• Data supplied:

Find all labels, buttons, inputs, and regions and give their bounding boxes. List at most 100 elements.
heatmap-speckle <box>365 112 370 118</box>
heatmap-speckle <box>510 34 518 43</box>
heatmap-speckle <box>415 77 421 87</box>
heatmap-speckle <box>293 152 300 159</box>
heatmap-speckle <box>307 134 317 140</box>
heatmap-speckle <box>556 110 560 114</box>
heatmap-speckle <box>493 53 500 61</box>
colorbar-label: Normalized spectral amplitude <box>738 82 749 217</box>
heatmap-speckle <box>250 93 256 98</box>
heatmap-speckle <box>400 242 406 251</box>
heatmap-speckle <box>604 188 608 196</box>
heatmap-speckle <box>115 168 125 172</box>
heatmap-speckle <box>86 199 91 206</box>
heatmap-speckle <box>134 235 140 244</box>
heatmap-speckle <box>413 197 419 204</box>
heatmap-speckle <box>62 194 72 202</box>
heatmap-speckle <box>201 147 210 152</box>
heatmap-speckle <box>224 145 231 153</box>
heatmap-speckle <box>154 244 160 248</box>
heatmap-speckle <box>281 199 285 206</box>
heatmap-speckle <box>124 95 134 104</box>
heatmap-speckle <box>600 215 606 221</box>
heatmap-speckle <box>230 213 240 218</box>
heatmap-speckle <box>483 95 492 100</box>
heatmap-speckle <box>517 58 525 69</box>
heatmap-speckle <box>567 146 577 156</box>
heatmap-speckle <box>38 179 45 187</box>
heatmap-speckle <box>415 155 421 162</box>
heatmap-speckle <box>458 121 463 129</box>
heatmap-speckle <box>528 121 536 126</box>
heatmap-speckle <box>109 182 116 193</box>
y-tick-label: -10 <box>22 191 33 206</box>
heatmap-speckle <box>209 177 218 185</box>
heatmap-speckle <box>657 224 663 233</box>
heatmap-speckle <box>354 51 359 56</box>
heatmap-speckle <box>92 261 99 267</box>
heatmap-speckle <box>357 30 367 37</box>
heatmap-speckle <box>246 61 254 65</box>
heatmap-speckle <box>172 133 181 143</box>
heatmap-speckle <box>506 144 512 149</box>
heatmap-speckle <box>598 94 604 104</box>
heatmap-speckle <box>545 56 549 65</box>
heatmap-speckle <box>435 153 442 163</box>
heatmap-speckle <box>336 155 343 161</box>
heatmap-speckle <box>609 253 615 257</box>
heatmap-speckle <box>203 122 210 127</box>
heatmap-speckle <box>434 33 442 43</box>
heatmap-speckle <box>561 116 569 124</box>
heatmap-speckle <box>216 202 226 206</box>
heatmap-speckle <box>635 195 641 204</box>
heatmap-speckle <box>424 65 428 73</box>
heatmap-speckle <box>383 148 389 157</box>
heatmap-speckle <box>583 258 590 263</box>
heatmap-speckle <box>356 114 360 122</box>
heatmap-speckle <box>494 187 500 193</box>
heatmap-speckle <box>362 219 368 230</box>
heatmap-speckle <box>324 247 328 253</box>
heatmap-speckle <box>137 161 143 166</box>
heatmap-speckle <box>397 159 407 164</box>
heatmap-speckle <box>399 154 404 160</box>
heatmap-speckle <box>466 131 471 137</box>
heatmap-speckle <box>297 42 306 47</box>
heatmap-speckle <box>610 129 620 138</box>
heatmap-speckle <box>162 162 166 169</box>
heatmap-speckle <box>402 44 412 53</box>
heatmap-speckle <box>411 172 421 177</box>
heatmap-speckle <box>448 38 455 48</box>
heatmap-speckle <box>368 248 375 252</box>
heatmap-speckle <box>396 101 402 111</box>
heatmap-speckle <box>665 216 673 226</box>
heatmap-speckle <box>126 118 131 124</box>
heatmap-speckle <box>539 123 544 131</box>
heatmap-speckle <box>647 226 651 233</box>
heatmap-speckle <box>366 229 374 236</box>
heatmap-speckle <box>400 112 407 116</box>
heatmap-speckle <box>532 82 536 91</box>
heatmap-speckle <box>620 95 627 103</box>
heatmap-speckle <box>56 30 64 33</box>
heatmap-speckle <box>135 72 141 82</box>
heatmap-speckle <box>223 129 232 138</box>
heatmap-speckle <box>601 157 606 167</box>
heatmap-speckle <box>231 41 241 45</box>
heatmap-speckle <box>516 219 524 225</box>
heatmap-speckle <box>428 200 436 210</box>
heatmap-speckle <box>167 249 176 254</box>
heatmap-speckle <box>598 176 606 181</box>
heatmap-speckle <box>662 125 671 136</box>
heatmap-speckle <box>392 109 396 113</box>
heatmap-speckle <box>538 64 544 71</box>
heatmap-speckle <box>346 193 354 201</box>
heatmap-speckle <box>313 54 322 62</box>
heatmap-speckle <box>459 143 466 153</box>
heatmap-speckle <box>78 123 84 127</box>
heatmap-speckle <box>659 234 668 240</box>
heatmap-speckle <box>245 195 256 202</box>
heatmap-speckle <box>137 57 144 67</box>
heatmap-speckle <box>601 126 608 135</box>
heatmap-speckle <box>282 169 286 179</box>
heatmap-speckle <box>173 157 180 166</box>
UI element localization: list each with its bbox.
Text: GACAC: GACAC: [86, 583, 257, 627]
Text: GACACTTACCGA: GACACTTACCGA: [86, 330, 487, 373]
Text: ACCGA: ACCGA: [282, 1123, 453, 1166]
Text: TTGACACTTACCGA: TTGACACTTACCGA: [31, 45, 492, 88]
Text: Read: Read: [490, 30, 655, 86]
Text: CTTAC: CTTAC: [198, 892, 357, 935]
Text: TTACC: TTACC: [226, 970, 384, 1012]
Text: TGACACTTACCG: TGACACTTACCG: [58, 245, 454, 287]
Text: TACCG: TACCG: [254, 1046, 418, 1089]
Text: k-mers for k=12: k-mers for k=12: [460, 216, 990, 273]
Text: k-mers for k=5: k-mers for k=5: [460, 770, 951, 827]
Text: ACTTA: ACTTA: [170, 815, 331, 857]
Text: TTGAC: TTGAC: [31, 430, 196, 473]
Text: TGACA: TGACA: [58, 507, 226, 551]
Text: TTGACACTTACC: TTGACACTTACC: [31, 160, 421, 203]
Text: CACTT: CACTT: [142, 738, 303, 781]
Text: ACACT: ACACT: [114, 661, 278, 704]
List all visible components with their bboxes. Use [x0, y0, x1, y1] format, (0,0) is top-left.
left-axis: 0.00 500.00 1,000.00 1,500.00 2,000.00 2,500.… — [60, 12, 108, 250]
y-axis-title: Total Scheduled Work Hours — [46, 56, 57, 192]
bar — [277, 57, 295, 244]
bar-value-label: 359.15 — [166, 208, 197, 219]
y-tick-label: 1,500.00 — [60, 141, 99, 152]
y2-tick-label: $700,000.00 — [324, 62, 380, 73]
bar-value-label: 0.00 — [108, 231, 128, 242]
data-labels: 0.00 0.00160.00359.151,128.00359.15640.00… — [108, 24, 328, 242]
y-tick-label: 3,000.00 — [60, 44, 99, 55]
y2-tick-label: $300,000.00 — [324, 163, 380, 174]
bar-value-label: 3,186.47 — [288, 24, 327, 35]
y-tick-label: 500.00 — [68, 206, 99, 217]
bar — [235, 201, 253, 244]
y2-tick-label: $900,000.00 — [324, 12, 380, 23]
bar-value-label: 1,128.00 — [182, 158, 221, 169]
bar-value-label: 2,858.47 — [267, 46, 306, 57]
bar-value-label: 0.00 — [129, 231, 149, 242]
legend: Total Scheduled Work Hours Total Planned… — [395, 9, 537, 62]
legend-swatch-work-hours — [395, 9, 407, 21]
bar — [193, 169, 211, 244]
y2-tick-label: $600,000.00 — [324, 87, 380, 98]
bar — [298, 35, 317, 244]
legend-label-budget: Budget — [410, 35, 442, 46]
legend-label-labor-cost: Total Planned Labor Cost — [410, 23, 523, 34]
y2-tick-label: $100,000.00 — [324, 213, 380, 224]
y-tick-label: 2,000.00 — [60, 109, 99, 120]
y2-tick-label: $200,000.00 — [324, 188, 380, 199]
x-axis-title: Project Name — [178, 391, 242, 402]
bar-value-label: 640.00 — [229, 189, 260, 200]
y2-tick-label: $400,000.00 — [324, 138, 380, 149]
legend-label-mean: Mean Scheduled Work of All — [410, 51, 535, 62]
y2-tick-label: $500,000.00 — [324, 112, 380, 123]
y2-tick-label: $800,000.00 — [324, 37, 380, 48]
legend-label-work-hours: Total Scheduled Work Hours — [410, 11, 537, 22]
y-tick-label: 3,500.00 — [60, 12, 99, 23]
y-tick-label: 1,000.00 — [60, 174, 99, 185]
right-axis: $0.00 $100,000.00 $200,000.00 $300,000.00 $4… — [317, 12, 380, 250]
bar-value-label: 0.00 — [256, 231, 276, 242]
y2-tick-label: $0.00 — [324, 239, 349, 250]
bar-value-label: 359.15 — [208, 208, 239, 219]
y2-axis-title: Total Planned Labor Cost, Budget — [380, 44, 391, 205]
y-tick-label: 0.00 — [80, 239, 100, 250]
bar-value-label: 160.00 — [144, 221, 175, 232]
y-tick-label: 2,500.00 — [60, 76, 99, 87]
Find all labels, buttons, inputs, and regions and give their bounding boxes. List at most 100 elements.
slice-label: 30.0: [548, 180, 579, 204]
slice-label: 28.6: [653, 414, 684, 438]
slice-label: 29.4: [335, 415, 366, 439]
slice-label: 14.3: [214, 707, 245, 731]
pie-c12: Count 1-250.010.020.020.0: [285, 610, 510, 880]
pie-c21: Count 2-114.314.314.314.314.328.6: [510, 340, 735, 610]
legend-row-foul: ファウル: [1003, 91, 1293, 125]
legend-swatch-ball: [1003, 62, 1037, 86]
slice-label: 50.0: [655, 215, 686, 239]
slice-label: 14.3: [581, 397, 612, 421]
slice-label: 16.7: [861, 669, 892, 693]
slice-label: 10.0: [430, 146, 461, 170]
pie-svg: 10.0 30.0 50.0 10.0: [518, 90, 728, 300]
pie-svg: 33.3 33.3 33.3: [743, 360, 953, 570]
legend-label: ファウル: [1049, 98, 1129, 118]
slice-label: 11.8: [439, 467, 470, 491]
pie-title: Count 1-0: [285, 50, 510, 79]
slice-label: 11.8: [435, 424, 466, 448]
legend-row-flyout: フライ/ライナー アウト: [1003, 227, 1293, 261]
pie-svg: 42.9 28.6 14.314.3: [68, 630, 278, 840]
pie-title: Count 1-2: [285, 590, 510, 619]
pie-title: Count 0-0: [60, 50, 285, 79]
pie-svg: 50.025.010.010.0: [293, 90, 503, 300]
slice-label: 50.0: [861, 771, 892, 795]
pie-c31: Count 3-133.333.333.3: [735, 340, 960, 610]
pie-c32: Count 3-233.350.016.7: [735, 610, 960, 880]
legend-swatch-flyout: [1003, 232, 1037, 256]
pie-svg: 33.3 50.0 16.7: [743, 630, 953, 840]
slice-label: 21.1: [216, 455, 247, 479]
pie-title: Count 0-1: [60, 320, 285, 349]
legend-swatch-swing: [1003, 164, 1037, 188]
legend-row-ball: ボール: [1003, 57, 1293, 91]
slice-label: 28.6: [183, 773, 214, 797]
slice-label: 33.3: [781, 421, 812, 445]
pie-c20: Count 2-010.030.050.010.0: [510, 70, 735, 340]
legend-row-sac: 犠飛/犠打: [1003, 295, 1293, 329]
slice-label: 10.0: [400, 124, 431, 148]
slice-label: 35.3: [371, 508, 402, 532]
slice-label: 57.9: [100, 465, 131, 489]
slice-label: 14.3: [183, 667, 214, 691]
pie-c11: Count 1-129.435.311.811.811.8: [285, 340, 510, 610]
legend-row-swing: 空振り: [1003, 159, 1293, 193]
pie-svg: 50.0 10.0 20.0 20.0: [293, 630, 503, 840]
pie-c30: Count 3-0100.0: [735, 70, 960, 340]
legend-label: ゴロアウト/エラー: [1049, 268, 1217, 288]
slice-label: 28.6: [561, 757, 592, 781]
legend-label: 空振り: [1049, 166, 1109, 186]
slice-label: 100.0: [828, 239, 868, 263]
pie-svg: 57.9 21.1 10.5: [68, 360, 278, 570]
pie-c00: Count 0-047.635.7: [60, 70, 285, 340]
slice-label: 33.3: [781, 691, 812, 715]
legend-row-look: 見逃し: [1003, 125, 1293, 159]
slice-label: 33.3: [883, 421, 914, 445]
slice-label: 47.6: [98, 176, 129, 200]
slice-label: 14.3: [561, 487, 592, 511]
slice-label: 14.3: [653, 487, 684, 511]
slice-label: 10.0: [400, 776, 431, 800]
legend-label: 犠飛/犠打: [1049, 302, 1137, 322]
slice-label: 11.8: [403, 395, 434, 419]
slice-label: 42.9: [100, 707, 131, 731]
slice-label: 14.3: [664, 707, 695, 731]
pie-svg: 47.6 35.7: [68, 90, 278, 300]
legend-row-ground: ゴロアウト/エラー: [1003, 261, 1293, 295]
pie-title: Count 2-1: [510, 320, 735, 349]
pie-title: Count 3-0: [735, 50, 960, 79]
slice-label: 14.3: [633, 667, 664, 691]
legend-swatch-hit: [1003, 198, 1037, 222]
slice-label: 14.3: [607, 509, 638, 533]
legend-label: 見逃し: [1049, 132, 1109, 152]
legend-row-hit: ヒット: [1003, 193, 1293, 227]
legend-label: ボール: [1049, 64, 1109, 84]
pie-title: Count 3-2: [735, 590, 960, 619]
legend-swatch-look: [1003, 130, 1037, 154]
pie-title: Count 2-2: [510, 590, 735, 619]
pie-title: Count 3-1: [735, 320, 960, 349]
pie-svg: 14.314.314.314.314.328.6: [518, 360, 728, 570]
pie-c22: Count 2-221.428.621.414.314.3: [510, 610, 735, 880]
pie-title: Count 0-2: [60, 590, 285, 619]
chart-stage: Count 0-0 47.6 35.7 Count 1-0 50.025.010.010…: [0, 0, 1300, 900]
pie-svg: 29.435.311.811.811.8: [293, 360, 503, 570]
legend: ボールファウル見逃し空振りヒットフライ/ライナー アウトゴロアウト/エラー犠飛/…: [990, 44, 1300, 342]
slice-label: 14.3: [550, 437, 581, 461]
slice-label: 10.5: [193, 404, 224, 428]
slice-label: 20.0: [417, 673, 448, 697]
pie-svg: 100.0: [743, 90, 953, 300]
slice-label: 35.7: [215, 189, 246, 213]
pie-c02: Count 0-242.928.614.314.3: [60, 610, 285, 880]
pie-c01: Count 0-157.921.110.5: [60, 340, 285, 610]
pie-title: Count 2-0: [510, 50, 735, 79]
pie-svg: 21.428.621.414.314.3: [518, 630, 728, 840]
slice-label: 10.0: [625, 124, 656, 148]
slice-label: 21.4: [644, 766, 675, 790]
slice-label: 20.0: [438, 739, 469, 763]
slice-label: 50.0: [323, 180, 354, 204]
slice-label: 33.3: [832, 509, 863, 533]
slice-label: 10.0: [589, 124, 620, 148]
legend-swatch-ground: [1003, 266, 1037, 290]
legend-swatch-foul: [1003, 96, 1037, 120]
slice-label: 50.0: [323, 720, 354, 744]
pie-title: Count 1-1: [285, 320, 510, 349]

• Given problem: In the stretch from the start of the lines through the line that contains "heatmap-speckle <box>545 56 549 65</box>", swap "colorbar-label" for "colorbar-caption" and give that stretch again with everything else unchanged.

• Full answer:
Find all labels, buttons, inputs, and regions and give their bounding boxes. List at most 100 elements.
heatmap-speckle <box>365 112 370 118</box>
heatmap-speckle <box>510 34 518 43</box>
heatmap-speckle <box>415 77 421 87</box>
heatmap-speckle <box>293 152 300 159</box>
heatmap-speckle <box>307 134 317 140</box>
heatmap-speckle <box>556 110 560 114</box>
heatmap-speckle <box>493 53 500 61</box>
colorbar-caption: Normalized spectral amplitude <box>738 82 749 217</box>
heatmap-speckle <box>250 93 256 98</box>
heatmap-speckle <box>400 242 406 251</box>
heatmap-speckle <box>604 188 608 196</box>
heatmap-speckle <box>115 168 125 172</box>
heatmap-speckle <box>86 199 91 206</box>
heatmap-speckle <box>134 235 140 244</box>
heatmap-speckle <box>413 197 419 204</box>
heatmap-speckle <box>62 194 72 202</box>
heatmap-speckle <box>201 147 210 152</box>
heatmap-speckle <box>224 145 231 153</box>
heatmap-speckle <box>154 244 160 248</box>
heatmap-speckle <box>281 199 285 206</box>
heatmap-speckle <box>124 95 134 104</box>
heatmap-speckle <box>600 215 606 221</box>
heatmap-speckle <box>230 213 240 218</box>
heatmap-speckle <box>483 95 492 100</box>
heatmap-speckle <box>517 58 525 69</box>
heatmap-speckle <box>567 146 577 156</box>
heatmap-speckle <box>38 179 45 187</box>
heatmap-speckle <box>415 155 421 162</box>
heatmap-speckle <box>458 121 463 129</box>
heatmap-speckle <box>528 121 536 126</box>
heatmap-speckle <box>109 182 116 193</box>
y-tick-label: -10 <box>22 191 33 206</box>
heatmap-speckle <box>209 177 218 185</box>
heatmap-speckle <box>657 224 663 233</box>
heatmap-speckle <box>354 51 359 56</box>
heatmap-speckle <box>92 261 99 267</box>
heatmap-speckle <box>357 30 367 37</box>
heatmap-speckle <box>246 61 254 65</box>
heatmap-speckle <box>172 133 181 143</box>
heatmap-speckle <box>506 144 512 149</box>
heatmap-speckle <box>598 94 604 104</box>
heatmap-speckle <box>545 56 549 65</box>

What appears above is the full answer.